TASK DESCRIPTION
Check every line of the entries that follow, and copy the ones containing "content".

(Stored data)

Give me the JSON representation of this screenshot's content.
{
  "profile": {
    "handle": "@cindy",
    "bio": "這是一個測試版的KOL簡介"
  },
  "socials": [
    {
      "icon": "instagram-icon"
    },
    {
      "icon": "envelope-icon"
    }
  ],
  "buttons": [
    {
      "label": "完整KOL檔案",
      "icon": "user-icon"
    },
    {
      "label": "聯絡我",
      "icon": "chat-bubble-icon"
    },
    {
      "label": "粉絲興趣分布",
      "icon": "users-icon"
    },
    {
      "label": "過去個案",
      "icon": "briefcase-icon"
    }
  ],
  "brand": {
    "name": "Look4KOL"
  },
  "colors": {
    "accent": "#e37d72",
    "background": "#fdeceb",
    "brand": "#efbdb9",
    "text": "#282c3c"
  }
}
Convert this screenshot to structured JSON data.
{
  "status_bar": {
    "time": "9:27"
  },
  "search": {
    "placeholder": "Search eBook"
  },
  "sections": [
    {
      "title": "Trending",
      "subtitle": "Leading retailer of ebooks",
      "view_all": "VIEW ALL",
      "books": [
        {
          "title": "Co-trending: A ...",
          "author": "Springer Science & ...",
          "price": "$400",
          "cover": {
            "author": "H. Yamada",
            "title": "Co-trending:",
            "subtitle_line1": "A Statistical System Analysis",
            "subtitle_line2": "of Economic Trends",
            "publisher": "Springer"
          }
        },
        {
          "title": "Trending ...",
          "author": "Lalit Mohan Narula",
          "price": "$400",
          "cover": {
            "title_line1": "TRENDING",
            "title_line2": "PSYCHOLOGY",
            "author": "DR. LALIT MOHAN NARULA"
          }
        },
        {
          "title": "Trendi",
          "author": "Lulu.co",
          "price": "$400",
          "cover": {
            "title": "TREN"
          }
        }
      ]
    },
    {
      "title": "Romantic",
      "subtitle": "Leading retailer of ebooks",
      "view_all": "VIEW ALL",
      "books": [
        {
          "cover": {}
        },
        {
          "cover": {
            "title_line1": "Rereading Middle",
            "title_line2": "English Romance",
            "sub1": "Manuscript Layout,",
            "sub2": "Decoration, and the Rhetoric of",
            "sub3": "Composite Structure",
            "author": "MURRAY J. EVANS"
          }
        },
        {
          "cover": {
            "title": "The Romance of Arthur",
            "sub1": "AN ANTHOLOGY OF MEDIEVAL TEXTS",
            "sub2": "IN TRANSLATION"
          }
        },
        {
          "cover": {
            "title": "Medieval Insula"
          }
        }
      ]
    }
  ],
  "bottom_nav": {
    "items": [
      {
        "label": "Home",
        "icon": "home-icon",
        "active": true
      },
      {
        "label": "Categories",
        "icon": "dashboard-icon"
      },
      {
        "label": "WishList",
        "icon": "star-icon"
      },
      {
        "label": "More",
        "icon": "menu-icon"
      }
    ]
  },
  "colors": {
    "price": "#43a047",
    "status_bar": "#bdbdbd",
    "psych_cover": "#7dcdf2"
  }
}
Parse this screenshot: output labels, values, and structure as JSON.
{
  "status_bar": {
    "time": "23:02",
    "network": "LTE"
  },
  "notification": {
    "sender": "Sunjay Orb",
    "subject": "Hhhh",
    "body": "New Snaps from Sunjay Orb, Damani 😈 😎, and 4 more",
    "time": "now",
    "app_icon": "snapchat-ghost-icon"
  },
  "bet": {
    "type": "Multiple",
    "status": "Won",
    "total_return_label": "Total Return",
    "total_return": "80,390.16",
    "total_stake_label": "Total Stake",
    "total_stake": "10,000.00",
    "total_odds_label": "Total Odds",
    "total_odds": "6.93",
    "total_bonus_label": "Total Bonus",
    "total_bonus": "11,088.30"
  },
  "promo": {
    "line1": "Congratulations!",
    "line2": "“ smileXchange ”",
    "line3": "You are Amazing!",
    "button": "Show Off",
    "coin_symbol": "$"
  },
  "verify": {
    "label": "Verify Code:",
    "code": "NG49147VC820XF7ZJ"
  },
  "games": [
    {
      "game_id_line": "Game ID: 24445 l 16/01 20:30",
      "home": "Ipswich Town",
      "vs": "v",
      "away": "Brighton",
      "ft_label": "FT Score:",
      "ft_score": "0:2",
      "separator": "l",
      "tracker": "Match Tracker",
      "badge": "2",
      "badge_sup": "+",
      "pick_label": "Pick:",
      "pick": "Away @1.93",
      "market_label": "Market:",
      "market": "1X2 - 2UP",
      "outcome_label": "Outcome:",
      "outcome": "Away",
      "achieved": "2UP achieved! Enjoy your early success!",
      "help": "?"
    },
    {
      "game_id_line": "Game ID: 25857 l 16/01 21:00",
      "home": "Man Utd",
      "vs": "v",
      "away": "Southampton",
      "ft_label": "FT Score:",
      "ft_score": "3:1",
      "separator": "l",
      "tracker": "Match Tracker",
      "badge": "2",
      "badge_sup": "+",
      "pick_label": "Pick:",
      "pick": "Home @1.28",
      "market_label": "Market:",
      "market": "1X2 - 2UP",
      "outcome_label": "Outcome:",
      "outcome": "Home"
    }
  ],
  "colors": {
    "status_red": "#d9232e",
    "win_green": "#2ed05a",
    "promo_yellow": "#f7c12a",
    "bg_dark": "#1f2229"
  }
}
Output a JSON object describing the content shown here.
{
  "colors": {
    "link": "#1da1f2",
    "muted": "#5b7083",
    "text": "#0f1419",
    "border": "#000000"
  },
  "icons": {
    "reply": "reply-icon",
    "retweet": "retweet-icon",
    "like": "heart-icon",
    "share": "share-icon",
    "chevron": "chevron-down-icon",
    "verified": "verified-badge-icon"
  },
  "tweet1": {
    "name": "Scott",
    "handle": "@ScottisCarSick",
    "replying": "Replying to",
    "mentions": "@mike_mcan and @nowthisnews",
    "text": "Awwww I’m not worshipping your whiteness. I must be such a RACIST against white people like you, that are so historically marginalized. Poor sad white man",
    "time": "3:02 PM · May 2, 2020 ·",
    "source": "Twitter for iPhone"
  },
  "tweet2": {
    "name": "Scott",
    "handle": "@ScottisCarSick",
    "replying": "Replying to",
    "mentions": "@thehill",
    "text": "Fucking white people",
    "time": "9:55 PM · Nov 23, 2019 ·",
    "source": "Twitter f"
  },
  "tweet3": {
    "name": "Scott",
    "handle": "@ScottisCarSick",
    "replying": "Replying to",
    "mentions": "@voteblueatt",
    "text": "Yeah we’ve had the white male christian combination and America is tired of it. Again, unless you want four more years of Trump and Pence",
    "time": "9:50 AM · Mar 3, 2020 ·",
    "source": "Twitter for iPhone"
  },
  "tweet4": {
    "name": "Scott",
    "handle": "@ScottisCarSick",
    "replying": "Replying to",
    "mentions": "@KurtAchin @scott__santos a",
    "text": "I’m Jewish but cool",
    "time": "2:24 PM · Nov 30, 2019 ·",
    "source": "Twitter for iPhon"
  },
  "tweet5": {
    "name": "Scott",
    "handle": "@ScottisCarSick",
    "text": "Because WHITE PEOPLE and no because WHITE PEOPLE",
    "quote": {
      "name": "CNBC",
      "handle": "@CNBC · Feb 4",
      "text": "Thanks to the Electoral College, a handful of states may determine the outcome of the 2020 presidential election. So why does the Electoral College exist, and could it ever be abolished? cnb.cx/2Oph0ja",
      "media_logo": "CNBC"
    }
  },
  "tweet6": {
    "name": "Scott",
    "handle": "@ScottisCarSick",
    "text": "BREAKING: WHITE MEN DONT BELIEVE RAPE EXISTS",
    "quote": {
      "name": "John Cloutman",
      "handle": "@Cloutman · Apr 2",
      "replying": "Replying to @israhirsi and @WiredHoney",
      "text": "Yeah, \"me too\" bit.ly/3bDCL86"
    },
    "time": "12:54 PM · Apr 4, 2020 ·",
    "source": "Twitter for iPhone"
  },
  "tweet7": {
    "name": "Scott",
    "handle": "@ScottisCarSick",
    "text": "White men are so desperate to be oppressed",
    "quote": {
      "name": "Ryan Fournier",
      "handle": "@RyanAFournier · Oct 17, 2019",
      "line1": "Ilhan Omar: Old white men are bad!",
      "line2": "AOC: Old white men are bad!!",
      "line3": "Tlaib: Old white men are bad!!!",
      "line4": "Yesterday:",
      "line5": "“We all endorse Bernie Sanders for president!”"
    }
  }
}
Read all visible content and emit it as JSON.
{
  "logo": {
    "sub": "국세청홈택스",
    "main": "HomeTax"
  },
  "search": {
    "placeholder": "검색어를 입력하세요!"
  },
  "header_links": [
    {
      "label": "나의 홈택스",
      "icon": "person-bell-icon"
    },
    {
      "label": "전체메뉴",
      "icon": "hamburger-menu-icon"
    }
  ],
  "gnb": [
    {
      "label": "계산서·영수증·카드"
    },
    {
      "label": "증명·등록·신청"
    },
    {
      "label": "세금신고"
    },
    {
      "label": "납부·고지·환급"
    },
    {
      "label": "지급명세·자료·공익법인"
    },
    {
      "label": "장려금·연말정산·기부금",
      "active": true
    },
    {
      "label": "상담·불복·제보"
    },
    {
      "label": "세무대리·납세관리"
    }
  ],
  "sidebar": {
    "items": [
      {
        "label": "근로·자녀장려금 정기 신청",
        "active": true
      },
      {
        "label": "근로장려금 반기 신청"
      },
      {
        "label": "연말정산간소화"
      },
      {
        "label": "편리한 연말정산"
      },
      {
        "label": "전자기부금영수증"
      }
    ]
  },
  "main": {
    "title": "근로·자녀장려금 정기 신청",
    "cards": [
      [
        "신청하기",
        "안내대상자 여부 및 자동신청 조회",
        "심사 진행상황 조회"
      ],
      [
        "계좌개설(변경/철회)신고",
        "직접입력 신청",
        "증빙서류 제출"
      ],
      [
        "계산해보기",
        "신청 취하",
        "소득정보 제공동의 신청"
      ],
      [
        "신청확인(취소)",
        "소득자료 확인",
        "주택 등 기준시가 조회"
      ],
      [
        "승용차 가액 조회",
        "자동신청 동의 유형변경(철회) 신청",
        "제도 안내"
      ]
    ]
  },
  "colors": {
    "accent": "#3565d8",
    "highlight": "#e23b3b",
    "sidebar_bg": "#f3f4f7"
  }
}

EXERCISE RESULT
Give me the JSON representation of this screenshot's content.
Output a JSON object describing the content shown here.
Read all visible content and emit it as JSON.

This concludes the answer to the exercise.